Saved entries

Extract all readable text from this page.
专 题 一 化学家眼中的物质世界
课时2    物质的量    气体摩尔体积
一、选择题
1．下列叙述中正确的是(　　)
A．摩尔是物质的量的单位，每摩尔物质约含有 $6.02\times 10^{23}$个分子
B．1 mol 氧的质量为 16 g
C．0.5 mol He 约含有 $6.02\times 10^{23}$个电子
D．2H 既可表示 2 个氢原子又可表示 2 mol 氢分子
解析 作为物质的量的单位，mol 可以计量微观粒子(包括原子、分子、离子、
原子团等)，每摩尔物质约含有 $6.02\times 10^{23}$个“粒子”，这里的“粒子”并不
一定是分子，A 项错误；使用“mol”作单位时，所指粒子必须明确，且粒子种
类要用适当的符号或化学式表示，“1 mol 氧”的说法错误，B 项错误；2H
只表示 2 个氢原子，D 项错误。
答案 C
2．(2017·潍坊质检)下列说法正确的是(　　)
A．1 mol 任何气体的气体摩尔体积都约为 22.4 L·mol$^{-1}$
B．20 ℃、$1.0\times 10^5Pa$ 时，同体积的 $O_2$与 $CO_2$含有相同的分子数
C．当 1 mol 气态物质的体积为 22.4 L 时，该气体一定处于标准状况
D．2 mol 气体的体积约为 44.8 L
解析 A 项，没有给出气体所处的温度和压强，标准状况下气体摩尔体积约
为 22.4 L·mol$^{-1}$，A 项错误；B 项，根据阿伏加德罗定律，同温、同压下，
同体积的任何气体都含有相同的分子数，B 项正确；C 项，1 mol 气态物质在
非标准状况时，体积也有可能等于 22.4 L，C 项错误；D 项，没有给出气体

_GIVEN PROBLEM_
Repeat the material word for word, in full.

_RESPONSE TO THIS EXERCISE_
Extract all readable text from this page.
专 题 一 化学家眼中的物质世界
课时2    物质的量    气体摩尔体积
一、选择题
1．下列叙述中正确的是(　　)
A．摩尔是物质的量的单位，每摩尔物质约含有 $6.02\times 10^{23}$个分子
B．1 mol 氧的质量为 16 g
C．0.5 mol He 约含有 $6.02\times 10^{23}$个电子
D．2H 既可表示 2 个氢原子又可表示 2 mol 氢分子
解析 作为物质的量的单位，mol 可以计量微观粒子(包括原子、分子、离子、
原子团等)，每摩尔物质约含有 $6.02\times 10^{23}$个“粒子”，这里的“粒子”并不
一定是分子，A 项错误；使用“mol”作单位时，所指粒子必须明确，且粒子种
类要用适当的符号或化学式表示，“1 mol 氧”的说法错误，B 项错误；2H
只表示 2 个氢原子，D 项错误。
答案 C
2．(2017·潍坊质检)下列说法正确的是(　　)
A．1 mol 任何气体的气体摩尔体积都约为 22.4 L·mol$^{-1}$
B．20 ℃、$1.0\times 10^5Pa$ 时，同体积的 $O_2$与 $CO_2$含有相同的分子数
C．当 1 mol 气态物质的体积为 22.4 L 时，该气体一定处于标准状况
D．2 mol 气体的体积约为 44.8 L
解析 A 项，没有给出气体所处的温度和压强，标准状况下气体摩尔体积约
为 22.4 L·mol$^{-1}$，A 项错误；B 项，根据阿伏加德罗定律，同温、同压下，
同体积的任何气体都含有相同的分子数，B 项正确；C 项，1 mol 气态物质在
非标准状况时，体积也有可能等于 22.4 L，C 项错误；D 项，没有给出气体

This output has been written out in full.